● What you should do
Pick every line from the data that holds the word "name".

+---+

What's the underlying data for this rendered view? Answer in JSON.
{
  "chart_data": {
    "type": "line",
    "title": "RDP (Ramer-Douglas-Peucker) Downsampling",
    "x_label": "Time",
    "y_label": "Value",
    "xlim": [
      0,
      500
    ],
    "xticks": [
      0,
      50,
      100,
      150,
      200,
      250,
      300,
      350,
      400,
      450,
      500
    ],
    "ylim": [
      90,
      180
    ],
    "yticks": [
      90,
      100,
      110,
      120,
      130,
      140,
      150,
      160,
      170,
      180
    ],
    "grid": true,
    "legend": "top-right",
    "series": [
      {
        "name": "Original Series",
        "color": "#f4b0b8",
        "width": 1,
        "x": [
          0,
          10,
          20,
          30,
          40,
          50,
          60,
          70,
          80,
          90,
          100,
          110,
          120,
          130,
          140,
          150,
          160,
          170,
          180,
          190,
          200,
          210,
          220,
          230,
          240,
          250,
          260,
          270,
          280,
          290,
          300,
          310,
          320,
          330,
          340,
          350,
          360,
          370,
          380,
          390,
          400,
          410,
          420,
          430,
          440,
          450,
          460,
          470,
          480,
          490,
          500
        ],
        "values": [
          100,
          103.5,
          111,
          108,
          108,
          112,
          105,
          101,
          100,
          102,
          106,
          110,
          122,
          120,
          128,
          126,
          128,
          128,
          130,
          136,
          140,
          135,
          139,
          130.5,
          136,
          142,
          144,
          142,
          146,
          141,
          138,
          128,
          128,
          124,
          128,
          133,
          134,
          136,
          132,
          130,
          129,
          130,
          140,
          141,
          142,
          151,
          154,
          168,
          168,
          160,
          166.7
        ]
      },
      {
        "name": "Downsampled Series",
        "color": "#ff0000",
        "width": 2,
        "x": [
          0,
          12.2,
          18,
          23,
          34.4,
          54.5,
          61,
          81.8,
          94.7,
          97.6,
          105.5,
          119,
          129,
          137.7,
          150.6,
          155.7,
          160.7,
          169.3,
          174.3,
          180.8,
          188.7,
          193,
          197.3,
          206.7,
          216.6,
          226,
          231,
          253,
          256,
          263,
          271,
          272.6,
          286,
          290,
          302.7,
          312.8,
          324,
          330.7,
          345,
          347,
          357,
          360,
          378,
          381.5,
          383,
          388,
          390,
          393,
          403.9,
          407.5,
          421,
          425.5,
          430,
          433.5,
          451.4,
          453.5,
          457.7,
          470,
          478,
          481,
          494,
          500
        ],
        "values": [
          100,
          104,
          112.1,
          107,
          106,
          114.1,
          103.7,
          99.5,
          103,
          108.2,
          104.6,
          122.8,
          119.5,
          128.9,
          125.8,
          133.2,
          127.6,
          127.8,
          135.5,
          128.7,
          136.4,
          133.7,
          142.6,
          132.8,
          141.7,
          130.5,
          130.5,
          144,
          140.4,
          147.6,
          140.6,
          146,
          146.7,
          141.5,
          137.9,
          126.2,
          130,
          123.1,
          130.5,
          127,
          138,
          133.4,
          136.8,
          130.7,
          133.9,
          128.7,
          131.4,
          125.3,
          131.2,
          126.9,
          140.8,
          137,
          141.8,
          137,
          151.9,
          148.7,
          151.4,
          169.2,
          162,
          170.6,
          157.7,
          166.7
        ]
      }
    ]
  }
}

+---+

● Result of the task
        "name": "Original Series",
        "name": "Downsampled Series",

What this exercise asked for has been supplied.